[Input rows]
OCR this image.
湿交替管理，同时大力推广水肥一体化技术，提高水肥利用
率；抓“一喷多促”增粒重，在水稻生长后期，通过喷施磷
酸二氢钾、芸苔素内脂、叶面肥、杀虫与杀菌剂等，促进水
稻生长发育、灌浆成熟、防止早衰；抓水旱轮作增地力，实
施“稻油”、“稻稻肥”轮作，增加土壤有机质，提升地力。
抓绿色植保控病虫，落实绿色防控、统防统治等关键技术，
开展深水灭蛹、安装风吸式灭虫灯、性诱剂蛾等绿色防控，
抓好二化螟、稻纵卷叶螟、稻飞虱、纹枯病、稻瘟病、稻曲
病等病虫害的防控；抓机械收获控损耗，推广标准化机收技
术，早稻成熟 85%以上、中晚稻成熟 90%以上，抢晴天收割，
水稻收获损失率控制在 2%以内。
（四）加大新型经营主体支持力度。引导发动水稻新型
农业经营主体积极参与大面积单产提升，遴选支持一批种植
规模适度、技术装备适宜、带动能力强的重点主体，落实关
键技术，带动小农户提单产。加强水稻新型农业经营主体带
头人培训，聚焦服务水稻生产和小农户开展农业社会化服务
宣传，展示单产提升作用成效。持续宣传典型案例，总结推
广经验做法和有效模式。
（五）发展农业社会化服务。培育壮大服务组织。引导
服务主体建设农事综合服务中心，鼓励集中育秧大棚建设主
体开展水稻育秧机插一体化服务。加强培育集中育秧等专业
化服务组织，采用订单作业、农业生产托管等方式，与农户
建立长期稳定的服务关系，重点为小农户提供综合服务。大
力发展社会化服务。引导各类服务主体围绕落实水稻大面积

[Prompt] Output all preceding records character for character.

[Written response]
OCR this image.
湿交替管理，同时大力推广水肥一体化技术，提高水肥利用
率；抓“一喷多促”增粒重，在水稻生长后期，通过喷施磷
酸二氢钾、芸苔素内脂、叶面肥、杀虫与杀菌剂等，促进水
稻生长发育、灌浆成熟、防止早衰；抓水旱轮作增地力，实
施“稻油”、“稻稻肥”轮作，增加土壤有机质，提升地力。
抓绿色植保控病虫，落实绿色防控、统防统治等关键技术，
开展深水灭蛹、安装风吸式灭虫灯、性诱剂蛾等绿色防控，
抓好二化螟、稻纵卷叶螟、稻飞虱、纹枯病、稻瘟病、稻曲
病等病虫害的防控；抓机械收获控损耗，推广标准化机收技
术，早稻成熟 85%以上、中晚稻成熟 90%以上，抢晴天收割，
水稻收获损失率控制在 2%以内。
（四）加大新型经营主体支持力度。引导发动水稻新型
农业经营主体积极参与大面积单产提升，遴选支持一批种植
规模适度、技术装备适宜、带动能力强的重点主体，落实关
键技术，带动小农户提单产。加强水稻新型农业经营主体带
头人培训，聚焦服务水稻生产和小农户开展农业社会化服务
宣传，展示单产提升作用成效。持续宣传典型案例，总结推
广经验做法和有效模式。
（五）发展农业社会化服务。培育壮大服务组织。引导
服务主体建设农事综合服务中心，鼓励集中育秧大棚建设主
体开展水稻育秧机插一体化服务。加强培育集中育秧等专业
化服务组织，采用订单作业、农业生产托管等方式，与农户
建立长期稳定的服务关系，重点为小农户提供综合服务。大
力发展社会化服务。引导各类服务主体围绕落实水稻大面积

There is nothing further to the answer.